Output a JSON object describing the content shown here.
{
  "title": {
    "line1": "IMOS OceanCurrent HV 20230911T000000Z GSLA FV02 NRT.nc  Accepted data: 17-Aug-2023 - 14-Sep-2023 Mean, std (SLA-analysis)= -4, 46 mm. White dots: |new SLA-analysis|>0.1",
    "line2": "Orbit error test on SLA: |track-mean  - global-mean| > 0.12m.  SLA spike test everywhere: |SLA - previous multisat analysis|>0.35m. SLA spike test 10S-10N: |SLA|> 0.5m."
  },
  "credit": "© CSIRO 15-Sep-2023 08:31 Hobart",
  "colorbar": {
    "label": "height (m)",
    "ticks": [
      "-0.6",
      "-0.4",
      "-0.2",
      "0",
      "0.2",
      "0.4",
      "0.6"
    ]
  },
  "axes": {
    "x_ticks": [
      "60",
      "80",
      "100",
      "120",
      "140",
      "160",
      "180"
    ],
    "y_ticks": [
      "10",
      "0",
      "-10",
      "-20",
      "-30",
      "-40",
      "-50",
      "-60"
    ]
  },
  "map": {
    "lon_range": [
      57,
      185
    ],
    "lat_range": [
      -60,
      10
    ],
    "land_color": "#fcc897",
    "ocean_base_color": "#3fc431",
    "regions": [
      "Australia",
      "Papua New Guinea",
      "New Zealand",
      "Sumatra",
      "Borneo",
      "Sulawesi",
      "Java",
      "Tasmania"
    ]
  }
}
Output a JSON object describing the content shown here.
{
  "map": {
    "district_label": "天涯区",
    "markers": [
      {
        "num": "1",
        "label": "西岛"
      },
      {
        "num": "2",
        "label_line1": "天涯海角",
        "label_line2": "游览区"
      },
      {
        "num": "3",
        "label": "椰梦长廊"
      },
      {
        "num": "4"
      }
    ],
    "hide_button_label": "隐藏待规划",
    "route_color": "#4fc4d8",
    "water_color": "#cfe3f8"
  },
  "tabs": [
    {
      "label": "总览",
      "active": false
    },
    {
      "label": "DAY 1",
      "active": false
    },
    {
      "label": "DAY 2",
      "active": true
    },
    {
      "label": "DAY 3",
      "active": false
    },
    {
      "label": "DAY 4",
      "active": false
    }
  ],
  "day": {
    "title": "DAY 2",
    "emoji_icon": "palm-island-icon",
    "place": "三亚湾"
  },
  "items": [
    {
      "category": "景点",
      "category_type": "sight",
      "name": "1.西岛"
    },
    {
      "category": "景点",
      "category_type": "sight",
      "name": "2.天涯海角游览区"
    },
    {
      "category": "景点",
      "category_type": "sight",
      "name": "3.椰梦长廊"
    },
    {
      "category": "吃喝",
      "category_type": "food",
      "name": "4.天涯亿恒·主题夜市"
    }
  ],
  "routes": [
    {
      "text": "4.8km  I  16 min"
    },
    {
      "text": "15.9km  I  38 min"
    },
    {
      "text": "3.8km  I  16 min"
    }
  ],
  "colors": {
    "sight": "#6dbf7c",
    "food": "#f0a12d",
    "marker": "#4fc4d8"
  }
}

+===+

Job :: Give all of the entries again, word for word.

Output of the exercise ::
Output a JSON object describing the content shown here.
{
  "title": {
    "line1": "IMOS OceanCurrent HV 20230911T000000Z GSLA FV02 NRT.nc  Accepted data: 17-Aug-2023 - 14-Sep-2023 Mean, std (SLA-analysis)= -4, 46 mm. White dots: |new SLA-analysis|>0.1",
    "line2": "Orbit error test on SLA: |track-mean  - global-mean| > 0.12m.  SLA spike test everywhere: |SLA - previous multisat analysis|>0.35m. SLA spike test 10S-10N: |SLA|> 0.5m."
  },
  "credit": "© CSIRO 15-Sep-2023 08:31 Hobart",
  "colorbar": {
    "label": "height (m)",
    "ticks": [
      "-0.6",
      "-0.4",
      "-0.2",
      "0",
      "0.2",
      "0.4",
      "0.6"
    ]
  },
  "axes": {
    "x_ticks": [
      "60",
      "80",
      "100",
      "120",
      "140",
      "160",
      "180"
    ],
    "y_ticks": [
      "10",
      "0",
      "-10",
      "-20",
      "-30",
      "-40",
      "-50",
      "-60"
    ]
  },
  "map": {
    "lon_range": [
      57,
      185
    ],
    "lat_range": [
      -60,
      10
    ],
    "land_color": "#fcc897",
    "ocean_base_color": "#3fc431",
    "regions": [
      "Australia",
      "Papua New Guinea",
      "New Zealand",
      "Sumatra",
      "Borneo",
      "Sulawesi",
      "Java",
      "Tasmania"
    ]
  }
}
Output a JSON object describing the content shown here.
{
  "map": {
    "district_label": "天涯区",
    "markers": [
      {
        "num": "1",
        "label": "西岛"
      },
      {
        "num": "2",
        "label_line1": "天涯海角",
        "label_line2": "游览区"
      },
      {
        "num": "3",
        "label": "椰梦长廊"
      },
      {
        "num": "4"
      }
    ],
    "hide_button_label": "隐藏待规划",
    "route_color": "#4fc4d8",
    "water_color": "#cfe3f8"
  },
  "tabs": [
    {
      "label": "总览",
      "active": false
    },
    {
      "label": "DAY 1",
      "active": false
    },
    {
      "label": "DAY 2",
      "active": true
    },
    {
      "label": "DAY 3",
      "active": false
    },
    {
      "label": "DAY 4",
      "active": false
    }
  ],
  "day": {
    "title": "DAY 2",
    "emoji_icon": "palm-island-icon",
    "place": "三亚湾"
  },
  "items": [
    {
      "category": "景点",
      "category_type": "sight",
      "name": "1.西岛"
    },
    {
      "category": "景点",
      "category_type": "sight",
      "name": "2.天涯海角游览区"
    },
    {
      "category": "景点",
      "category_type": "sight",
      "name": "3.椰梦长廊"
    },
    {
      "category": "吃喝",
      "category_type": "food",
      "name": "4.天涯亿恒·主题夜市"
    }
  ],
  "routes": [
    {
      "text": "4.8km  I  16 min"
    },
    {
      "text": "15.9km  I  38 min"
    },
    {
      "text": "3.8km  I  16 min"
    }
  ],
  "colors": {
    "sight": "#6dbf7c",
    "food": "#f0a12d",
    "marker": "#4fc4d8"
  }
}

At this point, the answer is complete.